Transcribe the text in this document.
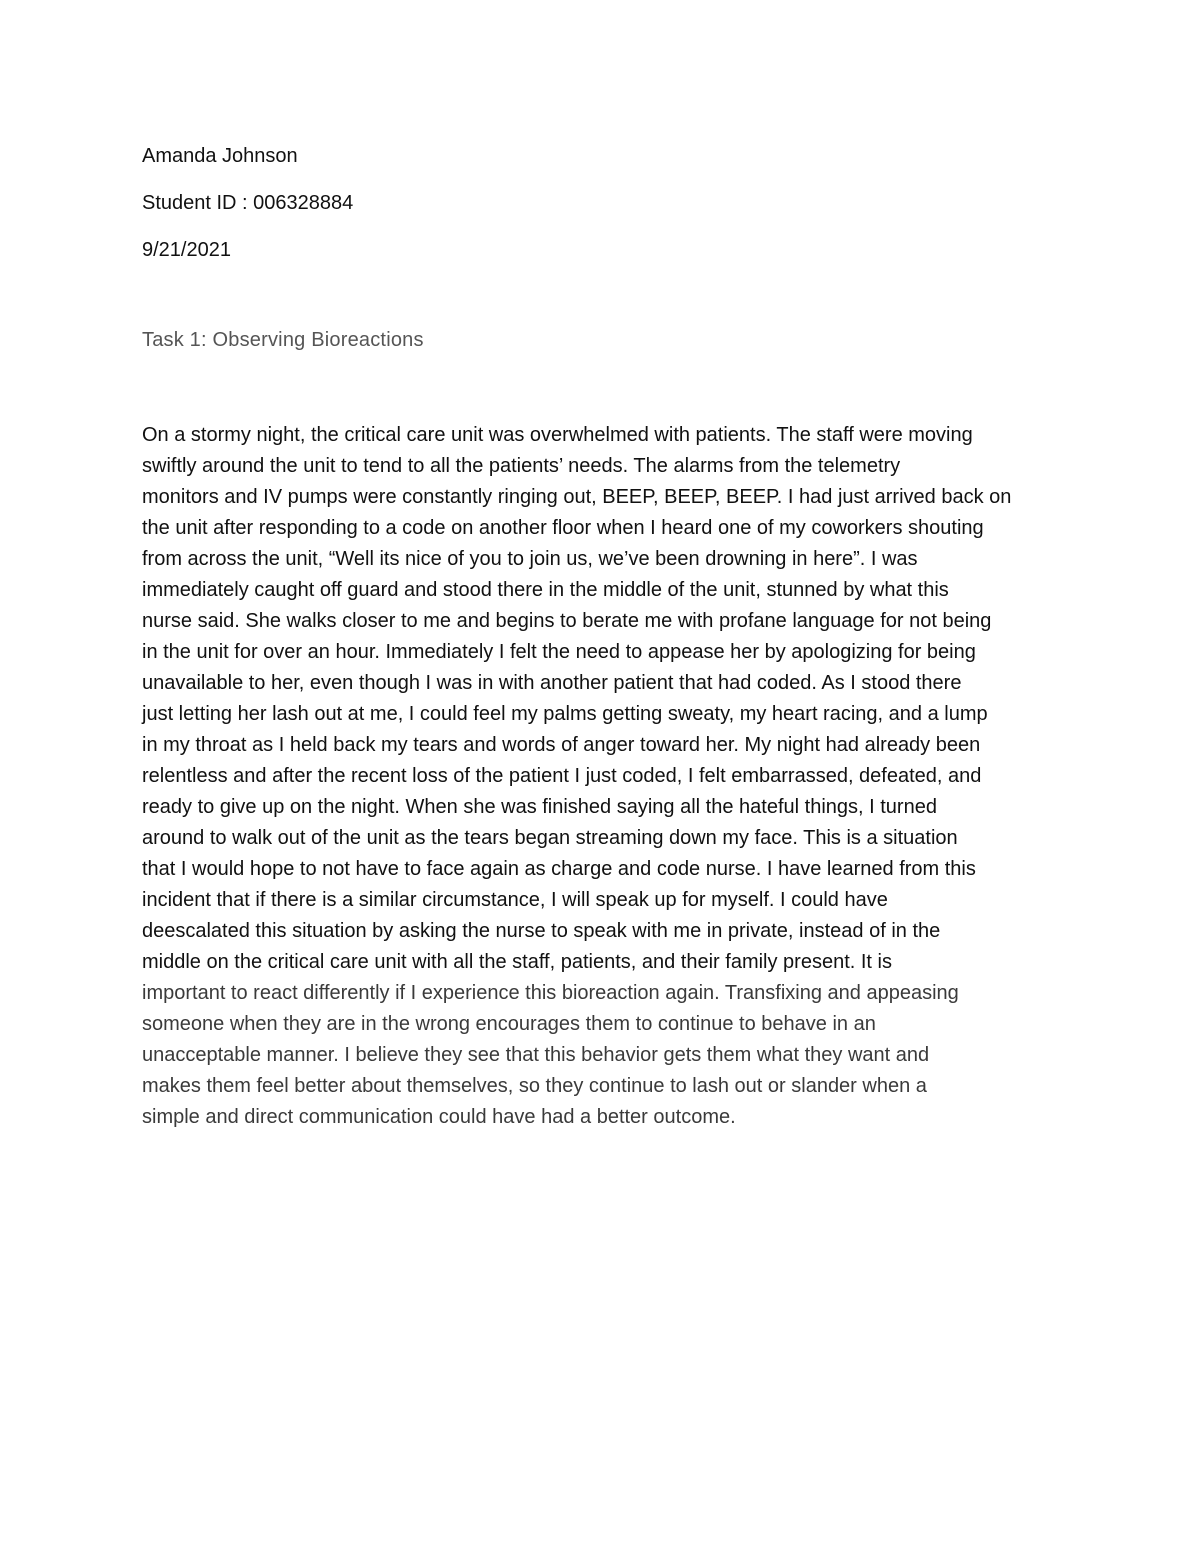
Amanda Johnson
Student ID : 006328884
9/21/2021
Task 1: Observing Bioreactions
On a stormy night, the critical care unit was overwhelmed with patients. The staff were moving
swiftly around the unit to tend to all the patients’ needs. The alarms from the telemetry
monitors and IV pumps were constantly ringing out, BEEP, BEEP, BEEP. I had just arrived back on
the unit after responding to a code on another floor when I heard one of my coworkers shouting
from across the unit, “Well its nice of you to join us, we’ve been drowning in here”. I was
immediately caught off guard and stood there in the middle of the unit, stunned by what this
nurse said. She walks closer to me and begins to berate me with profane language for not being
in the unit for over an hour. Immediately I felt the need to appease her by apologizing for being
unavailable to her, even though I was in with another patient that had coded. As I stood there
just letting her lash out at me, I could feel my palms getting sweaty, my heart racing, and a lump
in my throat as I held back my tears and words of anger toward her. My night had already been
relentless and after the recent loss of the patient I just coded, I felt embarrassed, defeated, and
ready to give up on the night. When she was finished saying all the hateful things, I turned
around to walk out of the unit as the tears began streaming down my face. This is a situation
that I would hope to not have to face again as charge and code nurse. I have learned from this
incident that if there is a similar circumstance, I will speak up for myself. I could have
deescalated this situation by asking the nurse to speak with me in private, instead of in the
middle on the critical care unit with all the staff, patients, and their family present. It is
important to react differently if I experience this bioreaction again. Transfixing and appeasing
someone when they are in the wrong encourages them to continue to behave in an
unacceptable manner. I believe they see that this behavior gets them what they want and
makes them feel better about themselves, so they continue to lash out or slander when a
simple and direct communication could have had a better outcome.
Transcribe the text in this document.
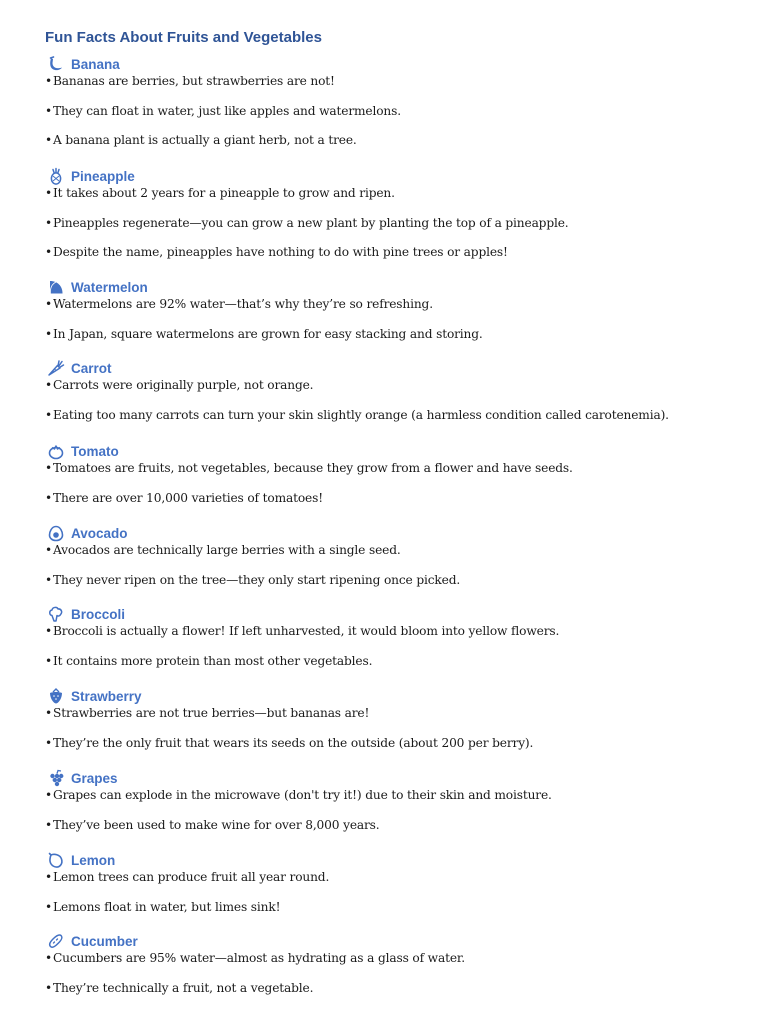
Fun Facts About Fruits and Vegetables
Banana

•Bananas are berries, but strawberries are not!

•They can float in water, just like apples and watermelons.

•A banana plant is actually a giant herb, not a tree.

Pineapple

•It takes about 2 years for a pineapple to grow and ripen.

•Pineapples regenerate—you can grow a new plant by planting the top of a pineapple.

•Despite the name, pineapples have nothing to do with pine trees or apples!

Watermelon

•Watermelons are 92% water—that’s why they’re so refreshing.

•In Japan, square watermelons are grown for easy stacking and storing.

Carrot

•Carrots were originally purple, not orange.

•Eating too many carrots can turn your skin slightly orange (a harmless condition called carotenemia).

Tomato

•Tomatoes are fruits, not vegetables, because they grow from a flower and have seeds.

•There are over 10,000 varieties of tomatoes!

Avocado

•Avocados are technically large berries with a single seed.

•They never ripen on the tree—they only start ripening once picked.

Broccoli

•Broccoli is actually a flower! If left unharvested, it would bloom into yellow flowers.

•It contains more protein than most other vegetables.

Strawberry

•Strawberries are not true berries—but bananas are!

•They’re the only fruit that wears its seeds on the outside (about 200 per berry).

Grapes

•Grapes can explode in the microwave (don't try it!) due to their skin and moisture.

•They’ve been used to make wine for over 8,000 years.

Lemon

•Lemon trees can produce fruit all year round.

•Lemons float in water, but limes sink!

Cucumber

•Cucumbers are 95% water—almost as hydrating as a glass of water.

•They’re technically a fruit, not a vegetable.
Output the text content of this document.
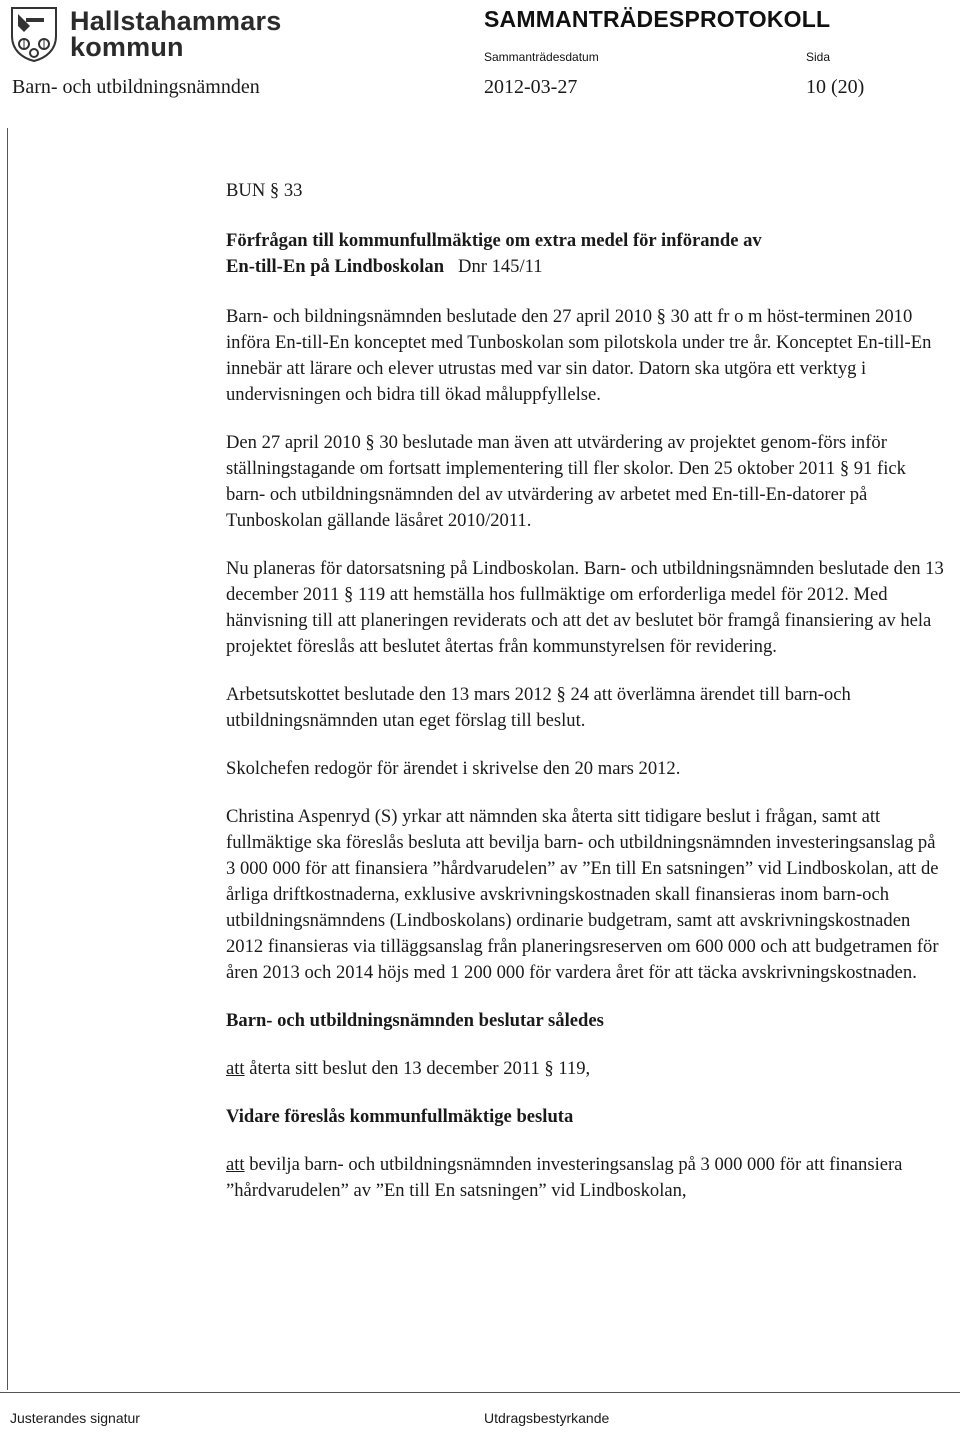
Hallstahammars
kommun
SAMMANTRÄDESPROTOKOLL
Sammanträdesdatum	Sida
Barn- och utbildningsnämnden	2012-03-27	10 (20)

BUN § 33

Förfrågan till kommunfullmäktige om extra medel för införande av

En-till-En på Lindboskolan Dnr 145/11

Barn- och bildningsnämnden beslutade den 27 april 2010 § 30 att fr o m höst-terminen 2010 införa En-till-En konceptet med Tunboskolan som pilotskola under tre år. Konceptet En-till-En innebär att lärare och elever utrustas med var sin dator. Datorn ska utgöra ett verktyg i undervisningen och bidra till ökad måluppfyllelse.

Den 27 april 2010 § 30 beslutade man även att utvärdering av projektet genom-förs inför ställningstagande om fortsatt implementering till fler skolor. Den 25 oktober 2011 § 91 fick barn- och utbildningsnämnden del av utvärdering av arbetet med En-till-En-datorer på Tunboskolan gällande läsåret 2010/2011.

Nu planeras för datorsatsning på Lindboskolan. Barn- och utbildningsnämnden beslutade den 13 december 2011 § 119 att hemställa hos fullmäktige om erforderliga medel för 2012. Med hänvisning till att planeringen reviderats och att det av beslutet bör framgå finansiering av hela projektet föreslås att beslutet återtas från kommunstyrelsen för revidering.

Arbetsutskottet beslutade den 13 mars 2012 § 24 att överlämna ärendet till barn-och utbildningsnämnden utan eget förslag till beslut.

Skolchefen redogör för ärendet i skrivelse den 20 mars 2012.

Christina Aspenryd (S) yrkar att nämnden ska återta sitt tidigare beslut i frågan, samt att fullmäktige ska föreslås besluta att bevilja barn- och utbildningsnämnden investeringsanslag på 3 000 000 för att finansiera ”hårdvarudelen” av ”En till En satsningen” vid Lindboskolan, att de årliga driftkostnaderna, exklusive avskrivningskostnaden skall finansieras inom barn-och utbildningsnämndens (Lindboskolans) ordinarie budgetram, samt att avskrivningskostnaden 2012 finansieras via tilläggsanslag från planeringsreserven om 600 000 och att budgetramen för åren 2013 och 2014 höjs med 1 200 000 för vardera året för att täcka avskrivningskostnaden.

Barn- och utbildningsnämnden beslutar således

att återta sitt beslut den 13 december 2011 § 119,

Vidare föreslås kommunfullmäktige besluta

att bevilja barn- och utbildningsnämnden investeringsanslag på 3 000 000 för att finansiera ”hårdvarudelen” av ”En till En satsningen” vid Lindboskolan,

Justerandes signatur	Utdragsbestyrkande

§ §

Only the lines that contain the string "från" should be copied from the entries above.

Nu planeras för datorsatsning på Lindboskolan. Barn- och utbildningsnämnden beslutade den 13 december 2011 § 119 att hemställa hos fullmäktige om erforderliga medel för 2012. Med hänvisning till att planeringen reviderats och att det av beslutet bör framgå finansiering av hela projektet föreslås att beslutet återtas från kommunstyrelsen för revidering.
Christina Aspenryd (S) yrkar att nämnden ska återta sitt tidigare beslut i frågan, samt att fullmäktige ska föreslås besluta att bevilja barn- och utbildningsnämnden investeringsanslag på 3 000 000 för att finansiera ”hårdvarudelen” av ”En till En satsningen” vid Lindboskolan, att de årliga driftkostnaderna, exklusive avskrivningskostnaden skall finansieras inom barn-och utbildningsnämndens (Lindboskolans) ordinarie budgetram, samt att avskrivningskostnaden 2012 finansieras via tilläggsanslag från planeringsreserven om 600 000 och att budgetramen för åren 2013 och 2014 höjs med 1 200 000 för vardera året för att täcka avskrivningskostnaden.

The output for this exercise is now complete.